▸ **Written instruction**:
Convert the material from the start through the line containing "maximize-button[interactable]: ☐ <box>1011" into a JSON list of strings, one string per line, omitting blank lines.

[Dataset rows]
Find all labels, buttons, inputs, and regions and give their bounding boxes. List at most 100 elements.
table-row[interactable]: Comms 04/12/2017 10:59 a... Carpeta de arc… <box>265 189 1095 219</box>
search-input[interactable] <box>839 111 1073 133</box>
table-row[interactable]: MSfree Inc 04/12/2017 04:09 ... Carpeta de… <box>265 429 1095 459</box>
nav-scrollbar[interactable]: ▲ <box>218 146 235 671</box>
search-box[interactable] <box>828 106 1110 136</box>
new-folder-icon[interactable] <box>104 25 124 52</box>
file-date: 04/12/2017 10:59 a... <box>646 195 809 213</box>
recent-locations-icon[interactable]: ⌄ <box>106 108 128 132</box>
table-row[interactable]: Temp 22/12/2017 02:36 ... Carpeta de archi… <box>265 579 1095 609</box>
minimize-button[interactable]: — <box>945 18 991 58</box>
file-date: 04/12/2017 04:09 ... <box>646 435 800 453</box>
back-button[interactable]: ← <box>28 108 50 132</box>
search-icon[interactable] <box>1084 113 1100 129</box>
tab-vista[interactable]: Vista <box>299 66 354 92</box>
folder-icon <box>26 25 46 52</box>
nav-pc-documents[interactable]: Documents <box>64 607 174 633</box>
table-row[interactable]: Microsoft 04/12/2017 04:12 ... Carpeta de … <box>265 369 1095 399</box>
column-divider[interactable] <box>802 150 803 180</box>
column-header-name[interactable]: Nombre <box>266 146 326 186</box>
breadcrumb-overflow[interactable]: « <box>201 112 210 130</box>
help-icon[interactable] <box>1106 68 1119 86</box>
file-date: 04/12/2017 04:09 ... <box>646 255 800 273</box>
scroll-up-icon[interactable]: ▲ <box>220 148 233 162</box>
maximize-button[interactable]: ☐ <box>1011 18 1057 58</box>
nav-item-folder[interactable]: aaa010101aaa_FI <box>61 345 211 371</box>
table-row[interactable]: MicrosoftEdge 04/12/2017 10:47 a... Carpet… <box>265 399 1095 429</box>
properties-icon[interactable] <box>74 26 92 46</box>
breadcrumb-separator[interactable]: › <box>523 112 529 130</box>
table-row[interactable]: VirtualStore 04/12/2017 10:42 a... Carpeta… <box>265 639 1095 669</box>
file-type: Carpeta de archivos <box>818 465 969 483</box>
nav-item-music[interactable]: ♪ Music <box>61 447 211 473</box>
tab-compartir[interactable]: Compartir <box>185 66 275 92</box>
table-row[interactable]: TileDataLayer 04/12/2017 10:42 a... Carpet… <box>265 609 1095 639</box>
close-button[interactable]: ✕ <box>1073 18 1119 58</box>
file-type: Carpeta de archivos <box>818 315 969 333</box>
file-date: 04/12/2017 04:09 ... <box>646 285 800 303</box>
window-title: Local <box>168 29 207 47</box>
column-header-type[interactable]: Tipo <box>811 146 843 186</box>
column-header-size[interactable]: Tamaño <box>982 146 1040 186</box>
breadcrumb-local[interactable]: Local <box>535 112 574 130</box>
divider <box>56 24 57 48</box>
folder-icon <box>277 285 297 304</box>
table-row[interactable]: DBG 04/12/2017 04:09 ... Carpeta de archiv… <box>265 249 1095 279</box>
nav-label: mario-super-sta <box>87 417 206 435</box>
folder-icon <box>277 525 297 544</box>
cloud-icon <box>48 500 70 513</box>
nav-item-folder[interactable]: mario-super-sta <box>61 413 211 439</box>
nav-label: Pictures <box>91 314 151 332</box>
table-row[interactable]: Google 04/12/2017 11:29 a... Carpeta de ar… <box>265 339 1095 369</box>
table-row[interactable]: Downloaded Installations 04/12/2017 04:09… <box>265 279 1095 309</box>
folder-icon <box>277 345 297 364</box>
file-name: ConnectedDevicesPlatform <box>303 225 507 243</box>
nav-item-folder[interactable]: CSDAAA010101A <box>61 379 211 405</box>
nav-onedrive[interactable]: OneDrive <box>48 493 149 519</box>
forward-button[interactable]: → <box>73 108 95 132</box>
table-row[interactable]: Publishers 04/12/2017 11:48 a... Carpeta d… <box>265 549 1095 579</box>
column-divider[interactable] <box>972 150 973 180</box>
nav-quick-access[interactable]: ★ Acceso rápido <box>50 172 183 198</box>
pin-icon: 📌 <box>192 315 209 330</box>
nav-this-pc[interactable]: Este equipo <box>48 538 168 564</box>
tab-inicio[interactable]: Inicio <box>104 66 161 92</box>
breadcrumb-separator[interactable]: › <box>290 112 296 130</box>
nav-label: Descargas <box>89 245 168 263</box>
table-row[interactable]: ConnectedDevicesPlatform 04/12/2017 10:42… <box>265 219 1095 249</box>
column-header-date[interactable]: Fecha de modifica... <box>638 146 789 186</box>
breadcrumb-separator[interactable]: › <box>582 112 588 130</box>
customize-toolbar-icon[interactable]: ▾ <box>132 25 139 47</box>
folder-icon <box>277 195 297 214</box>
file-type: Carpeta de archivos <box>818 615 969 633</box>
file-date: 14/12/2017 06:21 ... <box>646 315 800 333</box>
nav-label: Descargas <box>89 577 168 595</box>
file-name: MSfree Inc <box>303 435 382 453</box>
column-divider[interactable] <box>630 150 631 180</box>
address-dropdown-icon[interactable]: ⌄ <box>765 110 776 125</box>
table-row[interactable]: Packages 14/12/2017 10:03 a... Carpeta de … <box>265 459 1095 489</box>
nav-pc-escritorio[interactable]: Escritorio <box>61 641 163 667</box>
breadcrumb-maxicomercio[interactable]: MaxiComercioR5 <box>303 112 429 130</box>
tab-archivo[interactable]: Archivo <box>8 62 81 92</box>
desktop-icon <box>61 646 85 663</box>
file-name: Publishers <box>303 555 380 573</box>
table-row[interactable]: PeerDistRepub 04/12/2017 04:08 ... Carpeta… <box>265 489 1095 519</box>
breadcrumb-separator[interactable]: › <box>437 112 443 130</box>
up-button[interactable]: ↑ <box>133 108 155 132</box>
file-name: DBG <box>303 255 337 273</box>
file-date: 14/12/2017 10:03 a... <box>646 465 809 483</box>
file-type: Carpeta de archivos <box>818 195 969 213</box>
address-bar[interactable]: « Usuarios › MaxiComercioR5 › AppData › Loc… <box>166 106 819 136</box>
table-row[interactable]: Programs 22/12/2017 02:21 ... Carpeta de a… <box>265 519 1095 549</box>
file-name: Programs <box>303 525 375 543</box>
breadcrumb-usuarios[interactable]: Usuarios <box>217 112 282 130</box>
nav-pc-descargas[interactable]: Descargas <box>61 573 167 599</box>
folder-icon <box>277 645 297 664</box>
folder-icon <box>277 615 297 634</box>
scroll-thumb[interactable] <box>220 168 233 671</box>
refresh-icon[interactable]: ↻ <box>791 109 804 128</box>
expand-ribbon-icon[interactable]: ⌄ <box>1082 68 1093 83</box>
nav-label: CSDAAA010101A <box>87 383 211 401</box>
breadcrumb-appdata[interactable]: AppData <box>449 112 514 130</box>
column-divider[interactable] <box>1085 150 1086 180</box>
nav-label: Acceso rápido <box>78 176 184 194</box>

▸ **The output**:
[
  "Find all labels, buttons, inputs, and regions and give their bounding boxes. List at most 100 elements.",
  "table-row[interactable]: Comms 04/12/2017 10:59 a... Carpeta de arc… <box>265 189 1095 219</box>",
  "search-input[interactable] <box>839 111 1073 133</box>",
  "table-row[interactable]: MSfree Inc 04/12/2017 04:09 ... Carpeta de… <box>265 429 1095 459</box>",
  "nav-scrollbar[interactable]: ▲ <box>218 146 235 671</box>",
  "search-box[interactable] <box>828 106 1110 136</box>",
  "new-folder-icon[interactable] <box>104 25 124 52</box>",
  "file-date: 04/12/2017 10:59 a... <box>646 195 809 213</box>",
  "recent-locations-icon[interactable]: ⌄ <box>106 108 128 132</box>",
  "table-row[interactable]: Temp 22/12/2017 02:36 ... Carpeta de archi… <box>265 579 1095 609</box>",
  "minimize-button[interactable]: — <box>945 18 991 58</box>",
  "file-date: 04/12/2017 04:09 ... <box>646 435 800 453</box>",
  "back-button[interactable]: ← <box>28 108 50 132</box>",
  "search-icon[interactable] <box>1084 113 1100 129</box>",
  "tab-vista[interactable]: Vista <box>299 66 354 92</box>",
  "folder-icon <box>26 25 46 52</box>",
  "nav-pc-documents[interactable]: Documents <box>64 607 174 633</box>",
  "table-row[interactable]: Microsoft 04/12/2017 04:12 ... Carpeta de … <box>265 369 1095 399</box>",
  "column-divider[interactable] <box>802 150 803 180</box>",
  "column-header-name[interactable]: Nombre <box>266 146 326 186</box>",
  "breadcrumb-overflow[interactable]: « <box>201 112 210 130</box>",
  "help-icon[interactable] <box>1106 68 1119 86</box>",
  "file-date: 04/12/2017 04:09 ... <box>646 255 800 273</box>",
  "scroll-up-icon[interactable]: ▲ <box>220 148 233 162</box>",
  "maximize-button[interactable]: ☐ <box>1011 18 1057 58</box>"
]